Task instructions.
What follows is a listing to be transcribed exactly.
----- Material for this task -----
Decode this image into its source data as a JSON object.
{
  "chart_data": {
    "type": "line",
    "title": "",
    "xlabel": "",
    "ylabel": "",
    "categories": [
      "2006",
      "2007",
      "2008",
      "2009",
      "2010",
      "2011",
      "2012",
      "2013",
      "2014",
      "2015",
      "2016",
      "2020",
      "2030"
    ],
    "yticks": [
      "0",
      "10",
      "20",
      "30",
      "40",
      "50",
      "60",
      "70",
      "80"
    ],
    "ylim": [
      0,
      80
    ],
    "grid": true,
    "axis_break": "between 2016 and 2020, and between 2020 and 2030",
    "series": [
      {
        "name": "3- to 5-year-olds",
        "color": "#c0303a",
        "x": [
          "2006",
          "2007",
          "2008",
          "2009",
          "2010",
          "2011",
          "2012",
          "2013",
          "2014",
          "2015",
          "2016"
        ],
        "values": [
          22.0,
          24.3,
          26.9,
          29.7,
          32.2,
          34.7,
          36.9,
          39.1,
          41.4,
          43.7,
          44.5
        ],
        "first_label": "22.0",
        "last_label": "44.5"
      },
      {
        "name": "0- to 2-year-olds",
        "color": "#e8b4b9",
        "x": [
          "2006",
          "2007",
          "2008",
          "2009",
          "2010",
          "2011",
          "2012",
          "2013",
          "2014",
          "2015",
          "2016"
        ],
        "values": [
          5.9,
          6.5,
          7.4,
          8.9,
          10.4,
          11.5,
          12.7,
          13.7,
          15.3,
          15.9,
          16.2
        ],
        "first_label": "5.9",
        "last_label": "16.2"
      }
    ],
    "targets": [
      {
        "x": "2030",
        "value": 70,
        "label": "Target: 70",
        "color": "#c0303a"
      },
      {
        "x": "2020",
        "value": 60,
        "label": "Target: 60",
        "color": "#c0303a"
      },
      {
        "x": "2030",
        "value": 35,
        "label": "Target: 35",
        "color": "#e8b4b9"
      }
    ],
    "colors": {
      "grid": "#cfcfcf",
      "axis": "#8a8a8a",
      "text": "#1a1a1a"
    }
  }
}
-----
Result of this task.
Decode this image into its source data as a JSON object.
{
  "chart_data": {
    "type": "line",
    "title": "",
    "xlabel": "",
    "ylabel": "",
    "categories": [
      "2006",
      "2007",
      "2008",
      "2009",
      "2010",
      "2011",
      "2012",
      "2013",
      "2014",
      "2015",
      "2016",
      "2020",
      "2030"
    ],
    "yticks": [
      "0",
      "10",
      "20",
      "30",
      "40",
      "50",
      "60",
      "70",
      "80"
    ],
    "ylim": [
      0,
      80
    ],
    "grid": true,
    "axis_break": "between 2016 and 2020, and between 2020 and 2030",
    "series": [
      {
        "name": "3- to 5-year-olds",
        "color": "#c0303a",
        "x": [
          "2006",
          "2007",
          "2008",
          "2009",
          "2010",
          "2011",
          "2012",
          "2013",
          "2014",
          "2015",
          "2016"
        ],
        "values": [
          22.0,
          24.3,
          26.9,
          29.7,
          32.2,
          34.7,
          36.9,
          39.1,
          41.4,
          43.7,
          44.5
        ],
        "first_label": "22.0",
        "last_label": "44.5"
      },
      {
        "name": "0- to 2-year-olds",
        "color": "#e8b4b9",
        "x": [
          "2006",
          "2007",
          "2008",
          "2009",
          "2010",
          "2011",
          "2012",
          "2013",
          "2014",
          "2015",
          "2016"
        ],
        "values": [
          5.9,
          6.5,
          7.4,
          8.9,
          10.4,
          11.5,
          12.7,
          13.7,
          15.3,
          15.9,
          16.2
        ],
        "first_label": "5.9",
        "last_label": "16.2"
      }
    ],
    "targets": [
      {
        "x": "2030",
        "value": 70,
        "label": "Target: 70",
        "color": "#c0303a"
      },
      {
        "x": "2020",
        "value": 60,
        "label": "Target: 60",
        "color": "#c0303a"
      },
      {
        "x": "2030",
        "value": 35,
        "label": "Target: 35",
        "color": "#e8b4b9"
      }
    ],
    "colors": {
      "grid": "#cfcfcf",
      "axis": "#8a8a8a",
      "text": "#1a1a1a"
    }
  }
}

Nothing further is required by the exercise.